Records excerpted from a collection

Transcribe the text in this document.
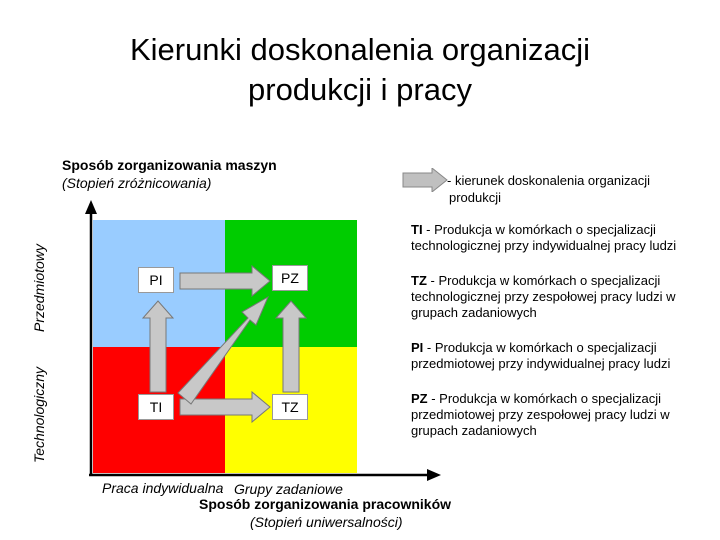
Kierunki doskonalenia organizacji
produkcji i pracy
Sposób zorganizowania maszyn
(Stopień zróżnicowania)	- kierunek doskonalenia organizacji
produkcji
Technologiczny
Przedmiotowy	PI	PZ
TI	TZ
TI - Produkcja w komórkach o specjalizacji
technologicznej przy indywidualnej pracy ludzi
TZ - Produkcja w komórkach o specjalizacji
technologicznej przy zespołowej pracy ludzi w
grupach zadaniowych
PI - Produkcja w komórkach o specjalizacji
przedmiotowej przy indywidualnej pracy ludzi
PZ - Produkcja w komórkach o specjalizacji
przedmiotowej przy zespołowej pracy ludzi w
grupach zadaniowych
Praca indywidualna Grupy zadaniowe
Sposób zorganizowania pracowników
(Stopień uniwersalności)
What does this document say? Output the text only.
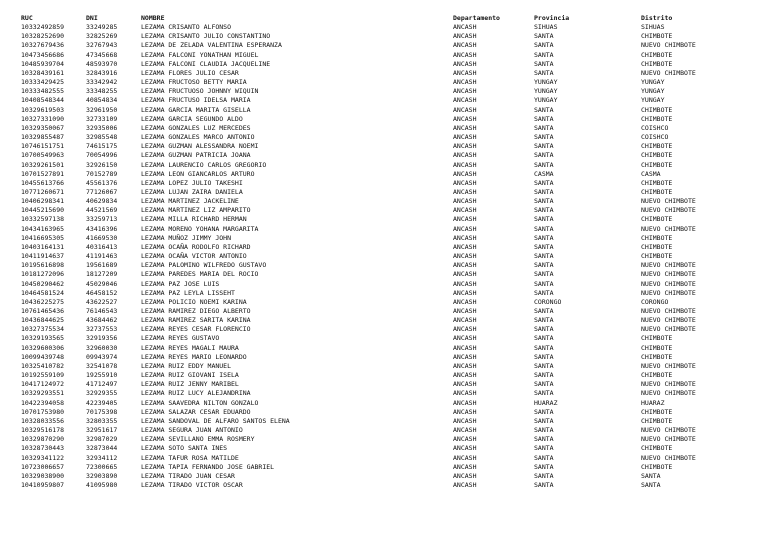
RUC	DNI	NOMBRE	Departamento	Provincia	Distrito
10332492859	33249285	LEZAMA CRISANTO ALFONSO	ANCASH	SIHUAS	SIHUAS
10328252690	32825269	LEZAMA CRISANTO JULIO CONSTANTINO	ANCASH	SANTA	CHIMBOTE
10327679436	32767943	LEZAMA DE ZELADA VALENTINA ESPERANZA	ANCASH	SANTA	NUEVO CHIMBOTE
10473456686	47345668	LEZAMA FALCONI YONATHAN MIGUEL	ANCASH	SANTA	CHIMBOTE
10485939704	48593970	LEZAMA FALCONI CLAUDIA JACQUELINE	ANCASH	SANTA	CHIMBOTE
10328439161	32843916	LEZAMA FLORES JULIO CESAR	ANCASH	SANTA	NUEVO CHIMBOTE
10333429425	33342942	LEZAMA FRUCTOSO BETTY MARIA	ANCASH	YUNGAY	YUNGAY
10333482555	33348255	LEZAMA FRUCTUOSO JOHNNY WIQUIN	ANCASH	YUNGAY	YUNGAY
10408548344	40854834	LEZAMA FRUCTUSO IDELSA MARIA	ANCASH	YUNGAY	YUNGAY
10329619503	32961950	LEZAMA GARCIA MARITA GISELLA	ANCASH	SANTA	CHIMBOTE
10327331090	32733109	LEZAMA GARCIA SEGUNDO ALDO	ANCASH	SANTA	CHIMBOTE
10329350067	32935006	LEZAMA GONZALES LUZ MERCEDES	ANCASH	SANTA	COISHCO
10329855487	32985548	LEZAMA GONZALES MARCO ANTONIO	ANCASH	SANTA	COISHCO
10746151751	74615175	LEZAMA GUZMAN ALESSANDRA NOEMI	ANCASH	SANTA	CHIMBOTE
10700549963	70054996	LEZAMA GUZMAN PATRICIA JOANA	ANCASH	SANTA	CHIMBOTE
10329261501	32926150	LEZAMA LAURENCIO CARLOS GREGORIO	ANCASH	SANTA	CHIMBOTE
10701527891	70152789	LEZAMA LEON GIANCARLOS ARTURO	ANCASH	CASMA	CASMA
10455613766	45561376	LEZAMA LOPEZ JULIO TAKESHI	ANCASH	SANTA	CHIMBOTE
10771260671	77126067	LEZAMA LUJAN ZAIRA DANIELA	ANCASH	SANTA	CHIMBOTE
10406298341	40629834	LEZAMA MARTINEZ JACKELINE	ANCASH	SANTA	NUEVO CHIMBOTE
10445215690	44521569	LEZAMA MARTINEZ LIZ AMPARITO	ANCASH	SANTA	NUEVO CHIMBOTE
10332597138	33259713	LEZAMA MILLA RICHARD HERMAN	ANCASH	SANTA	CHIMBOTE
10434163965	43416396	LEZAMA MORENO YOHANA MARGARITA	ANCASH	SANTA	NUEVO CHIMBOTE
10416695305	41669530	LEZAMA MUÑOZ JIMMY JOHN	ANCASH	SANTA	CHIMBOTE
10403164131	40316413	LEZAMA OCAÑA RODOLFO RICHARD	ANCASH	SANTA	CHIMBOTE
10411914637	41191463	LEZAMA OCAÑA VICTOR ANTONIO	ANCASH	SANTA	CHIMBOTE
10195616898	19561689	LEZAMA PALOMINO WILFREDO GUSTAVO	ANCASH	SANTA	NUEVO CHIMBOTE
10181272096	18127209	LEZAMA PAREDES MARIA DEL ROCIO	ANCASH	SANTA	NUEVO CHIMBOTE
10450290462	45029046	LEZAMA PAZ JOSE LUIS	ANCASH	SANTA	NUEVO CHIMBOTE
10464581524	46458152	LEZAMA PAZ LEYLA LISSEHT	ANCASH	SANTA	NUEVO CHIMBOTE
10436225275	43622527	LEZAMA POLICIO NOEMI KARINA	ANCASH	CORONGO	CORONGO
10761465436	76146543	LEZAMA RAMIREZ DIEGO ALBERTO	ANCASH	SANTA	NUEVO CHIMBOTE
10436844625	43684462	LEZAMA RAMIREZ SARITA KARINA	ANCASH	SANTA	NUEVO CHIMBOTE
10327375534	32737553	LEZAMA REYES CESAR FLORENCIO	ANCASH	SANTA	NUEVO CHIMBOTE
10329193565	32919356	LEZAMA REYES GUSTAVO	ANCASH	SANTA	CHIMBOTE
10329600306	32960030	LEZAMA REYES MAGALI MAURA	ANCASH	SANTA	CHIMBOTE
10099439748	09943974	LEZAMA REYES MARIO LEONARDO	ANCASH	SANTA	CHIMBOTE
10325410782	32541078	LEZAMA RUIZ EDDY MANUEL	ANCASH	SANTA	NUEVO CHIMBOTE
10192559109	19255910	LEZAMA RUIZ GIOVANI ISELA	ANCASH	SANTA	CHIMBOTE
10417124972	41712497	LEZAMA RUIZ JENNY MARIBEL	ANCASH	SANTA	NUEVO CHIMBOTE
10329293551	32929355	LEZAMA RUIZ LUCY ALEJANDRINA	ANCASH	SANTA	NUEVO CHIMBOTE
10422394058	42239405	LEZAMA SAAVEDRA NILTON GONZALO	ANCASH	HUARAZ	HUARAZ
10701753980	70175398	LEZAMA SALAZAR CESAR EDUARDO	ANCASH	SANTA	CHIMBOTE
10328033556	32803355	LEZAMA SANDOVAL DE ALFARO SANTOS ELENA	ANCASH	SANTA	CHIMBOTE
10329516178	32951617	LEZAMA SEGURA JUAN ANTONIO	ANCASH	SANTA	NUEVO CHIMBOTE
10329870290	32987029	LEZAMA SEVILLANO EMMA ROSMERY	ANCASH	SANTA	NUEVO CHIMBOTE
10328730443	32873044	LEZAMA SOTO SANTA INES	ANCASH	SANTA	CHIMBOTE
10329341122	32934112	LEZAMA TAFUR ROSA MATILDE	ANCASH	SANTA	NUEVO CHIMBOTE
10723006657	72300665	LEZAMA TAPIA FERNANDO JOSE GABRIEL	ANCASH	SANTA	CHIMBOTE
10329038900	32903890	LEZAMA TIRADO JUAN CESAR	ANCASH	SANTA	SANTA
10410959807	41095980	LEZAMA TIRADO VICTOR OSCAR	ANCASH	SANTA	SANTA
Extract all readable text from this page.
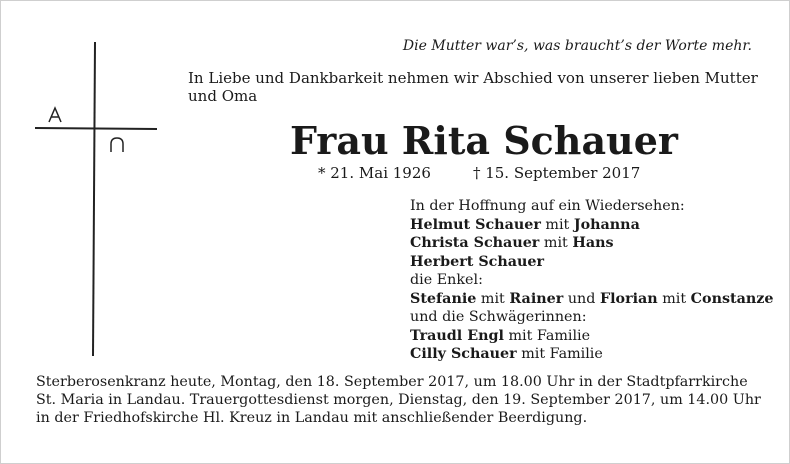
Die Mutter war’s, was braucht’s der Worte mehr.
In Liebe und Dankbarkeit nehmen wir Abschied von unserer lieben Mutter und Oma
Frau Rita Schauer
* 21. Mai 1926	† 15. September 2017
In der Hoffnung auf ein Wiedersehen:
Helmut Schauer mit Johanna
Christa Schauer mit Hans
Herbert Schauer
die Enkel:
Stefanie mit Rainer und Florian mit Constanze
und die Schwägerinnen:
Traudl Engl mit Familie
Cilly Schauer mit Familie
Sterberosenkranz heute, Montag, den 18. September 2017, um 18.00 Uhr in der Stadtpfarrkirche St. Maria in Landau. Trauergottesdienst morgen, Dienstag, den 19. September 2017, um 14.00 Uhr in der Friedhofskirche Hl. Kreuz in Landau mit anschließender Beerdigung.
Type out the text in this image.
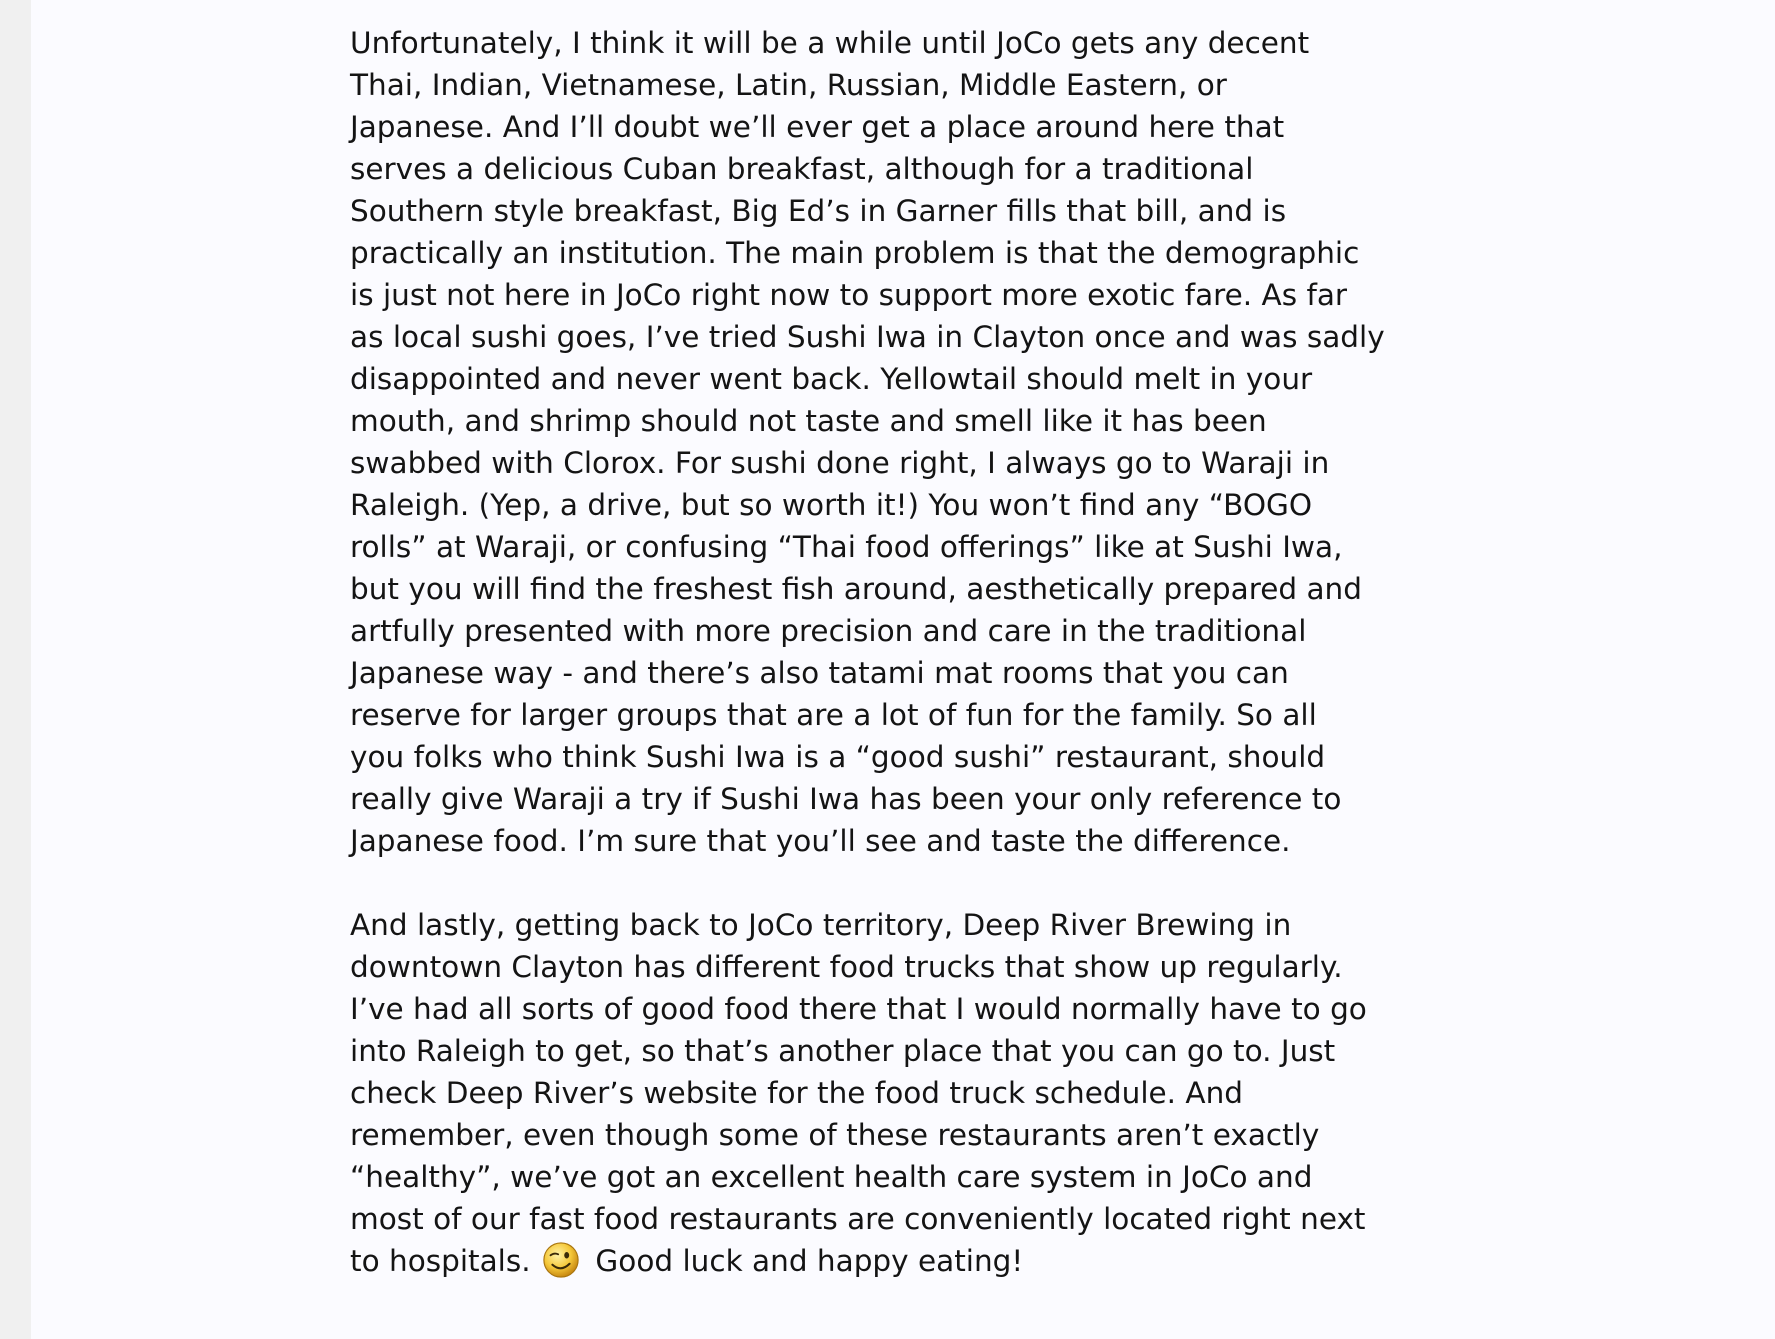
Unfortunately, I think it will be a while until JoCo gets any decent
Thai, Indian, Vietnamese, Latin, Russian, Middle Eastern, or
Japanese. And I’ll doubt we’ll ever get a place around here that
serves a delicious Cuban breakfast, although for a traditional
Southern style breakfast, Big Ed’s in Garner fills that bill, and is
practically an institution. The main problem is that the demographic
is just not here in JoCo right now to support more exotic fare. As far
as local sushi goes, I’ve tried Sushi Iwa in Clayton once and was sadly
disappointed and never went back. Yellowtail should melt in your
mouth, and shrimp should not taste and smell like it has been
swabbed with Clorox. For sushi done right, I always go to Waraji in
Raleigh. (Yep, a drive, but so worth it!) You won’t find any “BOGO
rolls” at Waraji, or confusing “Thai food offerings” like at Sushi Iwa,
but you will find the freshest fish around, aesthetically prepared and
artfully presented with more precision and care in the traditional
Japanese way - and there’s also tatami mat rooms that you can
reserve for larger groups that are a lot of fun for the family. So all
you folks who think Sushi Iwa is a “good sushi” restaurant, should
really give Waraji a try if Sushi Iwa has been your only reference to
Japanese food. I’m sure that you’ll see and taste the difference.
And lastly, getting back to JoCo territory, Deep River Brewing in
downtown Clayton has different food trucks that show up regularly.
I’ve had all sorts of good food there that I would normally have to go
into Raleigh to get, so that’s another place that you can go to. Just
check Deep River’s website for the food truck schedule. And
remember, even though some of these restaurants aren’t exactly
“healthy”, we’ve got an excellent health care system in JoCo and
most of our fast food restaurants are conveniently located right next
to hospitals. Good luck and happy eating!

* CHALLENGE *
Search the data for "River" and list every line in which it occurs.

* OUTPUT OF THE EXERCISE *
And lastly, getting back to JoCo territory, Deep River Brewing in
check Deep River’s website for the food truck schedule. And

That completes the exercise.